● **EXERCISE GOAL**: Reproduce the full listing that appears beneath this instruction exactly.

● **GIVEN DATA**:
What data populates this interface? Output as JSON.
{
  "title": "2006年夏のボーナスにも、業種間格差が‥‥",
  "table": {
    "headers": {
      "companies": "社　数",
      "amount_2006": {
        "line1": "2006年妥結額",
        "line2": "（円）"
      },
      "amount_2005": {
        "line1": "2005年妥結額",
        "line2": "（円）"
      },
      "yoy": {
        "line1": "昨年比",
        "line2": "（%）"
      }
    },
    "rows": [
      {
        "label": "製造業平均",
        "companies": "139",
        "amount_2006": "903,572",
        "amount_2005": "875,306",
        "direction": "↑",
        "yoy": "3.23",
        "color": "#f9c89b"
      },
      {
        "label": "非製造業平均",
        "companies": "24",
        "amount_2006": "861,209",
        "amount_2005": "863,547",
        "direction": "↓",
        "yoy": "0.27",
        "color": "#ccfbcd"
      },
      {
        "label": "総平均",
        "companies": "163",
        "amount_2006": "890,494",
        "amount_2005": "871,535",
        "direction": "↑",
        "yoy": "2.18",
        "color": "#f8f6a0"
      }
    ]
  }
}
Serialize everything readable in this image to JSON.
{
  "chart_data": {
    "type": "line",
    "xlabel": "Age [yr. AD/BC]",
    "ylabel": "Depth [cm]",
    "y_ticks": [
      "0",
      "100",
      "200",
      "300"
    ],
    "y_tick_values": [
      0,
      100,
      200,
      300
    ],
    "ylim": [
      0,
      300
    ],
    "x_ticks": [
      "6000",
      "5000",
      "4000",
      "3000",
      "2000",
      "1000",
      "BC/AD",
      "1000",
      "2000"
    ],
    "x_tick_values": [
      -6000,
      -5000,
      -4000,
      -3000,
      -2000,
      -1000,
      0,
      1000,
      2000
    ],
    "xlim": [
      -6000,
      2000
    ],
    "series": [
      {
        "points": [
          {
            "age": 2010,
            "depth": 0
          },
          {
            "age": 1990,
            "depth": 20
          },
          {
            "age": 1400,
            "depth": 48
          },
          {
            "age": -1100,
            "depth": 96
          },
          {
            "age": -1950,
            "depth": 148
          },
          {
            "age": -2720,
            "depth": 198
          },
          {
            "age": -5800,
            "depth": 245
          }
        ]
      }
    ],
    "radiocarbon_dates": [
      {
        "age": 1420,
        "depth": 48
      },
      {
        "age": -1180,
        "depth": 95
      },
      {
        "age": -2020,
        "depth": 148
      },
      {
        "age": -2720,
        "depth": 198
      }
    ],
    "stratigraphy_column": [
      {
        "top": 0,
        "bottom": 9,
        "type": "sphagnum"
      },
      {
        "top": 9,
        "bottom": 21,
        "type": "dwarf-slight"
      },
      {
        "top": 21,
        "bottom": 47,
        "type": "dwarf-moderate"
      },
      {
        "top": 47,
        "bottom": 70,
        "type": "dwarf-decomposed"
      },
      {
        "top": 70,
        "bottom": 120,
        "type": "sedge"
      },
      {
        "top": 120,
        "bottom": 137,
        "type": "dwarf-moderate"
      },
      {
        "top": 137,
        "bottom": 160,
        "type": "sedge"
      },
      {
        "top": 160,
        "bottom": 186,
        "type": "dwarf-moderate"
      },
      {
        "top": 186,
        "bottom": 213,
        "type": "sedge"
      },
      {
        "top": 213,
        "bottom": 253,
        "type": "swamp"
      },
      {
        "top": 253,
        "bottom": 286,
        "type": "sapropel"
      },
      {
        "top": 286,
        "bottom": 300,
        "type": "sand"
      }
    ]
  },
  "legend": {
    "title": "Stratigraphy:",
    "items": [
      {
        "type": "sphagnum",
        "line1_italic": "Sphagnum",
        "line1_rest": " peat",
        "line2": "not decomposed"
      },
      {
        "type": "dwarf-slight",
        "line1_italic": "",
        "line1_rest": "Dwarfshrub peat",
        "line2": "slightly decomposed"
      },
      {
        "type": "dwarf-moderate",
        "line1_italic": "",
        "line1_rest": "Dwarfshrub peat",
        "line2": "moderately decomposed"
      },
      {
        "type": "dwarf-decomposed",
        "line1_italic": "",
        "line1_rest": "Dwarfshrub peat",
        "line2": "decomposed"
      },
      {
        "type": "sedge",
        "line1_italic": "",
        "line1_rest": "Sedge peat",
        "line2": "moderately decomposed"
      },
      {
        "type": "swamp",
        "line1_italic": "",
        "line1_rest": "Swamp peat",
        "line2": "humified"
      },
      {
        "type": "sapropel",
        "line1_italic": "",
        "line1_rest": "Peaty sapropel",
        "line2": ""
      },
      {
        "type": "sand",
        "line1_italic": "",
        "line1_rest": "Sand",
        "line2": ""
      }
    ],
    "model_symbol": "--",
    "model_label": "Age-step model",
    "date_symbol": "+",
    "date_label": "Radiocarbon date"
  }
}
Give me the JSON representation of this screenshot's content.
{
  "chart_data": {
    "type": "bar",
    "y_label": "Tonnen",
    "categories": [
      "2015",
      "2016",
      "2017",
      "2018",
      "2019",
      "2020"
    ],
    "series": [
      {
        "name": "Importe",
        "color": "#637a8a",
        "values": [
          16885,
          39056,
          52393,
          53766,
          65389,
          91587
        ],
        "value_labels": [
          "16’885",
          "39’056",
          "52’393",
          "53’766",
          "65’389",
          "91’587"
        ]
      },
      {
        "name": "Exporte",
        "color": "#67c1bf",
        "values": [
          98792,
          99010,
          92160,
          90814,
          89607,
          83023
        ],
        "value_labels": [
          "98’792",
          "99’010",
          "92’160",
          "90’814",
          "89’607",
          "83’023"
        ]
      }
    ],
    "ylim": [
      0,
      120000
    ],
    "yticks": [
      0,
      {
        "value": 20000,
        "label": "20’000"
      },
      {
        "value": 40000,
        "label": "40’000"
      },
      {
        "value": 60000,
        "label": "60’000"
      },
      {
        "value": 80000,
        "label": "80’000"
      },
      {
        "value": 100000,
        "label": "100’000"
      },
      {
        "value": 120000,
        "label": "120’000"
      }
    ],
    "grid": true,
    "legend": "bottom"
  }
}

● **WRITTEN SOLUTION**:
What data populates this interface? Output as JSON.
{
  "title": "2006年夏のボーナスにも、業種間格差が‥‥",
  "table": {
    "headers": {
      "companies": "社　数",
      "amount_2006": {
        "line1": "2006年妥結額",
        "line2": "（円）"
      },
      "amount_2005": {
        "line1": "2005年妥結額",
        "line2": "（円）"
      },
      "yoy": {
        "line1": "昨年比",
        "line2": "（%）"
      }
    },
    "rows": [
      {
        "label": "製造業平均",
        "companies": "139",
        "amount_2006": "903,572",
        "amount_2005": "875,306",
        "direction": "↑",
        "yoy": "3.23",
        "color": "#f9c89b"
      },
      {
        "label": "非製造業平均",
        "companies": "24",
        "amount_2006": "861,209",
        "amount_2005": "863,547",
        "direction": "↓",
        "yoy": "0.27",
        "color": "#ccfbcd"
      },
      {
        "label": "総平均",
        "companies": "163",
        "amount_2006": "890,494",
        "amount_2005": "871,535",
        "direction": "↑",
        "yoy": "2.18",
        "color": "#f8f6a0"
      }
    ]
  }
}
Serialize everything readable in this image to JSON.
{
  "chart_data": {
    "type": "line",
    "xlabel": "Age [yr. AD/BC]",
    "ylabel": "Depth [cm]",
    "y_ticks": [
      "0",
      "100",
      "200",
      "300"
    ],
    "y_tick_values": [
      0,
      100,
      200,
      300
    ],
    "ylim": [
      0,
      300
    ],
    "x_ticks": [
      "6000",
      "5000",
      "4000",
      "3000",
      "2000",
      "1000",
      "BC/AD",
      "1000",
      "2000"
    ],
    "x_tick_values": [
      -6000,
      -5000,
      -4000,
      -3000,
      -2000,
      -1000,
      0,
      1000,
      2000
    ],
    "xlim": [
      -6000,
      2000
    ],
    "series": [
      {
        "points": [
          {
            "age": 2010,
            "depth": 0
          },
          {
            "age": 1990,
            "depth": 20
          },
          {
            "age": 1400,
            "depth": 48
          },
          {
            "age": -1100,
            "depth": 96
          },
          {
            "age": -1950,
            "depth": 148
          },
          {
            "age": -2720,
            "depth": 198
          },
          {
            "age": -5800,
            "depth": 245
          }
        ]
      }
    ],
    "radiocarbon_dates": [
      {
        "age": 1420,
        "depth": 48
      },
      {
        "age": -1180,
        "depth": 95
      },
      {
        "age": -2020,
        "depth": 148
      },
      {
        "age": -2720,
        "depth": 198
      }
    ],
    "stratigraphy_column": [
      {
        "top": 0,
        "bottom": 9,
        "type": "sphagnum"
      },
      {
        "top": 9,
        "bottom": 21,
        "type": "dwarf-slight"
      },
      {
        "top": 21,
        "bottom": 47,
        "type": "dwarf-moderate"
      },
      {
        "top": 47,
        "bottom": 70,
        "type": "dwarf-decomposed"
      },
      {
        "top": 70,
        "bottom": 120,
        "type": "sedge"
      },
      {
        "top": 120,
        "bottom": 137,
        "type": "dwarf-moderate"
      },
      {
        "top": 137,
        "bottom": 160,
        "type": "sedge"
      },
      {
        "top": 160,
        "bottom": 186,
        "type": "dwarf-moderate"
      },
      {
        "top": 186,
        "bottom": 213,
        "type": "sedge"
      },
      {
        "top": 213,
        "bottom": 253,
        "type": "swamp"
      },
      {
        "top": 253,
        "bottom": 286,
        "type": "sapropel"
      },
      {
        "top": 286,
        "bottom": 300,
        "type": "sand"
      }
    ]
  },
  "legend": {
    "title": "Stratigraphy:",
    "items": [
      {
        "type": "sphagnum",
        "line1_italic": "Sphagnum",
        "line1_rest": " peat",
        "line2": "not decomposed"
      },
      {
        "type": "dwarf-slight",
        "line1_italic": "",
        "line1_rest": "Dwarfshrub peat",
        "line2": "slightly decomposed"
      },
      {
        "type": "dwarf-moderate",
        "line1_italic": "",
        "line1_rest": "Dwarfshrub peat",
        "line2": "moderately decomposed"
      },
      {
        "type": "dwarf-decomposed",
        "line1_italic": "",
        "line1_rest": "Dwarfshrub peat",
        "line2": "decomposed"
      },
      {
        "type": "sedge",
        "line1_italic": "",
        "line1_rest": "Sedge peat",
        "line2": "moderately decomposed"
      },
      {
        "type": "swamp",
        "line1_italic": "",
        "line1_rest": "Swamp peat",
        "line2": "humified"
      },
      {
        "type": "sapropel",
        "line1_italic": "",
        "line1_rest": "Peaty sapropel",
        "line2": ""
      },
      {
        "type": "sand",
        "line1_italic": "",
        "line1_rest": "Sand",
        "line2": ""
      }
    ],
    "model_symbol": "--",
    "model_label": "Age-step model",
    "date_symbol": "+",
    "date_label": "Radiocarbon date"
  }
}
Give me the JSON representation of this screenshot's content.
{
  "chart_data": {
    "type": "bar",
    "y_label": "Tonnen",
    "categories": [
      "2015",
      "2016",
      "2017",
      "2018",
      "2019",
      "2020"
    ],
    "series": [
      {
        "name": "Importe",
        "color": "#637a8a",
        "values": [
          16885,
          39056,
          52393,
          53766,
          65389,
          91587
        ],
        "value_labels": [
          "16’885",
          "39’056",
          "52’393",
          "53’766",
          "65’389",
          "91’587"
        ]
      },
      {
        "name": "Exporte",
        "color": "#67c1bf",
        "values": [
          98792,
          99010,
          92160,
          90814,
          89607,
          83023
        ],
        "value_labels": [
          "98’792",
          "99’010",
          "92’160",
          "90’814",
          "89’607",
          "83’023"
        ]
      }
    ],
    "ylim": [
      0,
      120000
    ],
    "yticks": [
      0,
      {
        "value": 20000,
        "label": "20’000"
      },
      {
        "value": 40000,
        "label": "40’000"
      },
      {
        "value": 60000,
        "label": "60’000"
      },
      {
        "value": 80000,
        "label": "80’000"
      },
      {
        "value": 100000,
        "label": "100’000"
      },
      {
        "value": 120000,
        "label": "120’000"
      }
    ],
    "grid": true,
    "legend": "bottom"
  }
}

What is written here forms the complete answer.